• [Your instructions]
Output every entry exactly as written.

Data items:
· · · ·
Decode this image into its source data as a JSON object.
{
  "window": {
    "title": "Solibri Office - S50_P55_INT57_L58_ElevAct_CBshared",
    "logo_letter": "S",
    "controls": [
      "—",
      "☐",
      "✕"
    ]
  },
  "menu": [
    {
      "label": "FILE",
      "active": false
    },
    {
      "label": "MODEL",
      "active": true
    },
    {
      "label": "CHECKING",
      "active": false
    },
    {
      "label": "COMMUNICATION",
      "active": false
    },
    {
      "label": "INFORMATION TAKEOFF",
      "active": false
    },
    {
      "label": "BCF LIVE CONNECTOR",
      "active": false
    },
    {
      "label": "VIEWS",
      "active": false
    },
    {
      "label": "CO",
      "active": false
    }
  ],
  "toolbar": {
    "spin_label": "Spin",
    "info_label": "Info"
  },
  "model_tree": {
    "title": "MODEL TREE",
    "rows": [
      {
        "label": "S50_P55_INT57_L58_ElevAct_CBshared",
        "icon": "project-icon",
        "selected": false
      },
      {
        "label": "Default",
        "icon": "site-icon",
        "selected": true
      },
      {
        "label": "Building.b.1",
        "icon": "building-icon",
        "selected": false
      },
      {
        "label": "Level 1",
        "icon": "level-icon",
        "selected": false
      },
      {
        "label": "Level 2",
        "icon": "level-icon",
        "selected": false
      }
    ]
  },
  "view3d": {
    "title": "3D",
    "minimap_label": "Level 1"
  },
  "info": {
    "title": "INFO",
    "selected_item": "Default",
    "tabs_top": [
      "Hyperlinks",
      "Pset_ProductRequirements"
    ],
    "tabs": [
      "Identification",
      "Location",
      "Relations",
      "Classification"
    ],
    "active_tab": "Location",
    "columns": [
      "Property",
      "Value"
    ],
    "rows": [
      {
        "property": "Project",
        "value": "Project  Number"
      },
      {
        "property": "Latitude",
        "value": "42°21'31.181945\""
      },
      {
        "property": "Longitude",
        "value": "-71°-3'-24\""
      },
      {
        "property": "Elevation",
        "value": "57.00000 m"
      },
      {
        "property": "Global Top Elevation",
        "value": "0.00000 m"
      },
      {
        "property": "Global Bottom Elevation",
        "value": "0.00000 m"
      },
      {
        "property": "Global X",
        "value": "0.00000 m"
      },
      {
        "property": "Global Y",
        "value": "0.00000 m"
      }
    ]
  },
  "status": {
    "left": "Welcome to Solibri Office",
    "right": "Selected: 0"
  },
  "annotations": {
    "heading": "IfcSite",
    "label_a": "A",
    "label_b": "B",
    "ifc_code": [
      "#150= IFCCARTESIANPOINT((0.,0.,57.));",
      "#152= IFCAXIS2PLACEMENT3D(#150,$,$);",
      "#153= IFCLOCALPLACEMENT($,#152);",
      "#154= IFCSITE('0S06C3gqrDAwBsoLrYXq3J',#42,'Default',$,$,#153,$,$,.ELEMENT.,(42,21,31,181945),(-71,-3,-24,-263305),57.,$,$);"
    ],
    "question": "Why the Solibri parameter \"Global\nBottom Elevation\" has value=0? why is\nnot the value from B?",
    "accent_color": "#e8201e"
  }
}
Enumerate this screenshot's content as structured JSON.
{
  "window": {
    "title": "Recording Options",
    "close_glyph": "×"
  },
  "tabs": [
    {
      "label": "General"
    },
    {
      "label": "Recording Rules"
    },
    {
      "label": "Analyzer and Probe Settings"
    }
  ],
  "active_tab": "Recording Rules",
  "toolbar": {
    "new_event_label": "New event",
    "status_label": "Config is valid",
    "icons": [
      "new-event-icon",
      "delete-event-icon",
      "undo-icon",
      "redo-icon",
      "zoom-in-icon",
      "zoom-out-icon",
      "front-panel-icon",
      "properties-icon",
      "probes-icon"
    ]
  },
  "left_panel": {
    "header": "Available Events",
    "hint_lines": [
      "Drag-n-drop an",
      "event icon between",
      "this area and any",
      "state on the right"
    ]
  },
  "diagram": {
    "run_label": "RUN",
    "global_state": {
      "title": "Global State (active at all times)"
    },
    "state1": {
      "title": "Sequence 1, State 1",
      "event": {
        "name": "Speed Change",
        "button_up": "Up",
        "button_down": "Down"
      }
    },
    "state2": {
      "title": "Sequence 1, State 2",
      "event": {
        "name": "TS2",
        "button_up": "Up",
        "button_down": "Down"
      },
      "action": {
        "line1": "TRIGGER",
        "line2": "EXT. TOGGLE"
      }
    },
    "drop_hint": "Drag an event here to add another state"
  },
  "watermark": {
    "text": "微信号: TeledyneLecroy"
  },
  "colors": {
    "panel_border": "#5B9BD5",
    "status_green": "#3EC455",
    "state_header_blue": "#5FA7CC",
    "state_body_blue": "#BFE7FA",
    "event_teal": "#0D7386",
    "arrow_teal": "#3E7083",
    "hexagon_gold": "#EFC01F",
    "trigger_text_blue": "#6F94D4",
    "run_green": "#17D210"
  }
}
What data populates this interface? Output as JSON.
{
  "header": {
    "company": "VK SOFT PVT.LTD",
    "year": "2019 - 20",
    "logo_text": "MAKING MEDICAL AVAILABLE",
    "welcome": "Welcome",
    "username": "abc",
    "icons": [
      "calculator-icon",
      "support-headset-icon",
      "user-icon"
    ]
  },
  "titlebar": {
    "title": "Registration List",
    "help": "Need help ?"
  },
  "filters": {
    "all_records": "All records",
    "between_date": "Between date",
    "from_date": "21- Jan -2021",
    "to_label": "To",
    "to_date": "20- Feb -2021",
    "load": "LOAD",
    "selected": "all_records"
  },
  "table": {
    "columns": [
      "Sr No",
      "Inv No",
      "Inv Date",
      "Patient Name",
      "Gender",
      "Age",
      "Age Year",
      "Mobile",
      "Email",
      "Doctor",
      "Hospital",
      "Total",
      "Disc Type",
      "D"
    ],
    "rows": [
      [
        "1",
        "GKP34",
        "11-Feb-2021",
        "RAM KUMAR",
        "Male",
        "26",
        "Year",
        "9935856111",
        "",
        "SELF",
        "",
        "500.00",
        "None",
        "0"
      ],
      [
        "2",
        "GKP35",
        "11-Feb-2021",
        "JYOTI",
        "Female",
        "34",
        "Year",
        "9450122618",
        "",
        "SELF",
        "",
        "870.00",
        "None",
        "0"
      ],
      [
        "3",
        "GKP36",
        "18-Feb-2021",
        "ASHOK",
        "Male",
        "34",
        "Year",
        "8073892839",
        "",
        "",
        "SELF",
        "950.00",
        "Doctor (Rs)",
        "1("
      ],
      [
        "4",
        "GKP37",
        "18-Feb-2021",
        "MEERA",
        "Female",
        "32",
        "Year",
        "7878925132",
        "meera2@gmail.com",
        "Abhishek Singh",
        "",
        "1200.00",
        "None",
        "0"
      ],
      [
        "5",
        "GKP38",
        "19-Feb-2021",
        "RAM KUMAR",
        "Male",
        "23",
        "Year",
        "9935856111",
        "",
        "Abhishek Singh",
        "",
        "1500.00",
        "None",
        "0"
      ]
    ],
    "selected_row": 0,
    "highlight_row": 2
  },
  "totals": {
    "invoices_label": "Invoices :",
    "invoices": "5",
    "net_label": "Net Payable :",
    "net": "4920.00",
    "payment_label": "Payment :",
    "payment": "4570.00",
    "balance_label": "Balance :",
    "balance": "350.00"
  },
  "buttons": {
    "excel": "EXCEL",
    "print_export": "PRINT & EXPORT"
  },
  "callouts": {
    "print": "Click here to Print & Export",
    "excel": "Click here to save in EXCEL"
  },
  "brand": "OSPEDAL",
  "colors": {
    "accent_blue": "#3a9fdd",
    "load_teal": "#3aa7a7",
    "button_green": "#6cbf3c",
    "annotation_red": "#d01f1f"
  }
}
· · · ·
• [Solution]
Decode this image into its source data as a JSON object.
{
  "window": {
    "title": "Solibri Office - S50_P55_INT57_L58_ElevAct_CBshared",
    "logo_letter": "S",
    "controls": [
      "—",
      "☐",
      "✕"
    ]
  },
  "menu": [
    {
      "label": "FILE",
      "active": false
    },
    {
      "label": "MODEL",
      "active": true
    },
    {
      "label": "CHECKING",
      "active": false
    },
    {
      "label": "COMMUNICATION",
      "active": false
    },
    {
      "label": "INFORMATION TAKEOFF",
      "active": false
    },
    {
      "label": "BCF LIVE CONNECTOR",
      "active": false
    },
    {
      "label": "VIEWS",
      "active": false
    },
    {
      "label": "CO",
      "active": false
    }
  ],
  "toolbar": {
    "spin_label": "Spin",
    "info_label": "Info"
  },
  "model_tree": {
    "title": "MODEL TREE",
    "rows": [
      {
        "label": "S50_P55_INT57_L58_ElevAct_CBshared",
        "icon": "project-icon",
        "selected": false
      },
      {
        "label": "Default",
        "icon": "site-icon",
        "selected": true
      },
      {
        "label": "Building.b.1",
        "icon": "building-icon",
        "selected": false
      },
      {
        "label": "Level 1",
        "icon": "level-icon",
        "selected": false
      },
      {
        "label": "Level 2",
        "icon": "level-icon",
        "selected": false
      }
    ]
  },
  "view3d": {
    "title": "3D",
    "minimap_label": "Level 1"
  },
  "info": {
    "title": "INFO",
    "selected_item": "Default",
    "tabs_top": [
      "Hyperlinks",
      "Pset_ProductRequirements"
    ],
    "tabs": [
      "Identification",
      "Location",
      "Relations",
      "Classification"
    ],
    "active_tab": "Location",
    "columns": [
      "Property",
      "Value"
    ],
    "rows": [
      {
        "property": "Project",
        "value": "Project  Number"
      },
      {
        "property": "Latitude",
        "value": "42°21'31.181945\""
      },
      {
        "property": "Longitude",
        "value": "-71°-3'-24\""
      },
      {
        "property": "Elevation",
        "value": "57.00000 m"
      },
      {
        "property": "Global Top Elevation",
        "value": "0.00000 m"
      },
      {
        "property": "Global Bottom Elevation",
        "value": "0.00000 m"
      },
      {
        "property": "Global X",
        "value": "0.00000 m"
      },
      {
        "property": "Global Y",
        "value": "0.00000 m"
      }
    ]
  },
  "status": {
    "left": "Welcome to Solibri Office",
    "right": "Selected: 0"
  },
  "annotations": {
    "heading": "IfcSite",
    "label_a": "A",
    "label_b": "B",
    "ifc_code": [
      "#150= IFCCARTESIANPOINT((0.,0.,57.));",
      "#152= IFCAXIS2PLACEMENT3D(#150,$,$);",
      "#153= IFCLOCALPLACEMENT($,#152);",
      "#154= IFCSITE('0S06C3gqrDAwBsoLrYXq3J',#42,'Default',$,$,#153,$,$,.ELEMENT.,(42,21,31,181945),(-71,-3,-24,-263305),57.,$,$);"
    ],
    "question": "Why the Solibri parameter \"Global\nBottom Elevation\" has value=0? why is\nnot the value from B?",
    "accent_color": "#e8201e"
  }
}
Enumerate this screenshot's content as structured JSON.
{
  "window": {
    "title": "Recording Options",
    "close_glyph": "×"
  },
  "tabs": [
    {
      "label": "General"
    },
    {
      "label": "Recording Rules"
    },
    {
      "label": "Analyzer and Probe Settings"
    }
  ],
  "active_tab": "Recording Rules",
  "toolbar": {
    "new_event_label": "New event",
    "status_label": "Config is valid",
    "icons": [
      "new-event-icon",
      "delete-event-icon",
      "undo-icon",
      "redo-icon",
      "zoom-in-icon",
      "zoom-out-icon",
      "front-panel-icon",
      "properties-icon",
      "probes-icon"
    ]
  },
  "left_panel": {
    "header": "Available Events",
    "hint_lines": [
      "Drag-n-drop an",
      "event icon between",
      "this area and any",
      "state on the right"
    ]
  },
  "diagram": {
    "run_label": "RUN",
    "global_state": {
      "title": "Global State (active at all times)"
    },
    "state1": {
      "title": "Sequence 1, State 1",
      "event": {
        "name": "Speed Change",
        "button_up": "Up",
        "button_down": "Down"
      }
    },
    "state2": {
      "title": "Sequence 1, State 2",
      "event": {
        "name": "TS2",
        "button_up": "Up",
        "button_down": "Down"
      },
      "action": {
        "line1": "TRIGGER",
        "line2": "EXT. TOGGLE"
      }
    },
    "drop_hint": "Drag an event here to add another state"
  },
  "watermark": {
    "text": "微信号: TeledyneLecroy"
  },
  "colors": {
    "panel_border": "#5B9BD5",
    "status_green": "#3EC455",
    "state_header_blue": "#5FA7CC",
    "state_body_blue": "#BFE7FA",
    "event_teal": "#0D7386",
    "arrow_teal": "#3E7083",
    "hexagon_gold": "#EFC01F",
    "trigger_text_blue": "#6F94D4",
    "run_green": "#17D210"
  }
}
What data populates this interface? Output as JSON.
{
  "header": {
    "company": "VK SOFT PVT.LTD",
    "year": "2019 - 20",
    "logo_text": "MAKING MEDICAL AVAILABLE",
    "welcome": "Welcome",
    "username": "abc",
    "icons": [
      "calculator-icon",
      "support-headset-icon",
      "user-icon"
    ]
  },
  "titlebar": {
    "title": "Registration List",
    "help": "Need help ?"
  },
  "filters": {
    "all_records": "All records",
    "between_date": "Between date",
    "from_date": "21- Jan -2021",
    "to_label": "To",
    "to_date": "20- Feb -2021",
    "load": "LOAD",
    "selected": "all_records"
  },
  "table": {
    "columns": [
      "Sr No",
      "Inv No",
      "Inv Date",
      "Patient Name",
      "Gender",
      "Age",
      "Age Year",
      "Mobile",
      "Email",
      "Doctor",
      "Hospital",
      "Total",
      "Disc Type",
      "D"
    ],
    "rows": [
      [
        "1",
        "GKP34",
        "11-Feb-2021",
        "RAM KUMAR",
        "Male",
        "26",
        "Year",
        "9935856111",
        "",
        "SELF",
        "",
        "500.00",
        "None",
        "0"
      ],
      [
        "2",
        "GKP35",
        "11-Feb-2021",
        "JYOTI",
        "Female",
        "34",
        "Year",
        "9450122618",
        "",
        "SELF",
        "",
        "870.00",
        "None",
        "0"
      ],
      [
        "3",
        "GKP36",
        "18-Feb-2021",
        "ASHOK",
        "Male",
        "34",
        "Year",
        "8073892839",
        "",
        "",
        "SELF",
        "950.00",
        "Doctor (Rs)",
        "1("
      ],
      [
        "4",
        "GKP37",
        "18-Feb-2021",
        "MEERA",
        "Female",
        "32",
        "Year",
        "7878925132",
        "meera2@gmail.com",
        "Abhishek Singh",
        "",
        "1200.00",
        "None",
        "0"
      ],
      [
        "5",
        "GKP38",
        "19-Feb-2021",
        "RAM KUMAR",
        "Male",
        "23",
        "Year",
        "9935856111",
        "",
        "Abhishek Singh",
        "",
        "1500.00",
        "None",
        "0"
      ]
    ],
    "selected_row": 0,
    "highlight_row": 2
  },
  "totals": {
    "invoices_label": "Invoices :",
    "invoices": "5",
    "net_label": "Net Payable :",
    "net": "4920.00",
    "payment_label": "Payment :",
    "payment": "4570.00",
    "balance_label": "Balance :",
    "balance": "350.00"
  },
  "buttons": {
    "excel": "EXCEL",
    "print_export": "PRINT & EXPORT"
  },
  "callouts": {
    "print": "Click here to Print & Export",
    "excel": "Click here to save in EXCEL"
  },
  "brand": "OSPEDAL",
  "colors": {
    "accent_blue": "#3a9fdd",
    "load_teal": "#3aa7a7",
    "button_green": "#6cbf3c",
    "annotation_red": "#d01f1f"
  }
}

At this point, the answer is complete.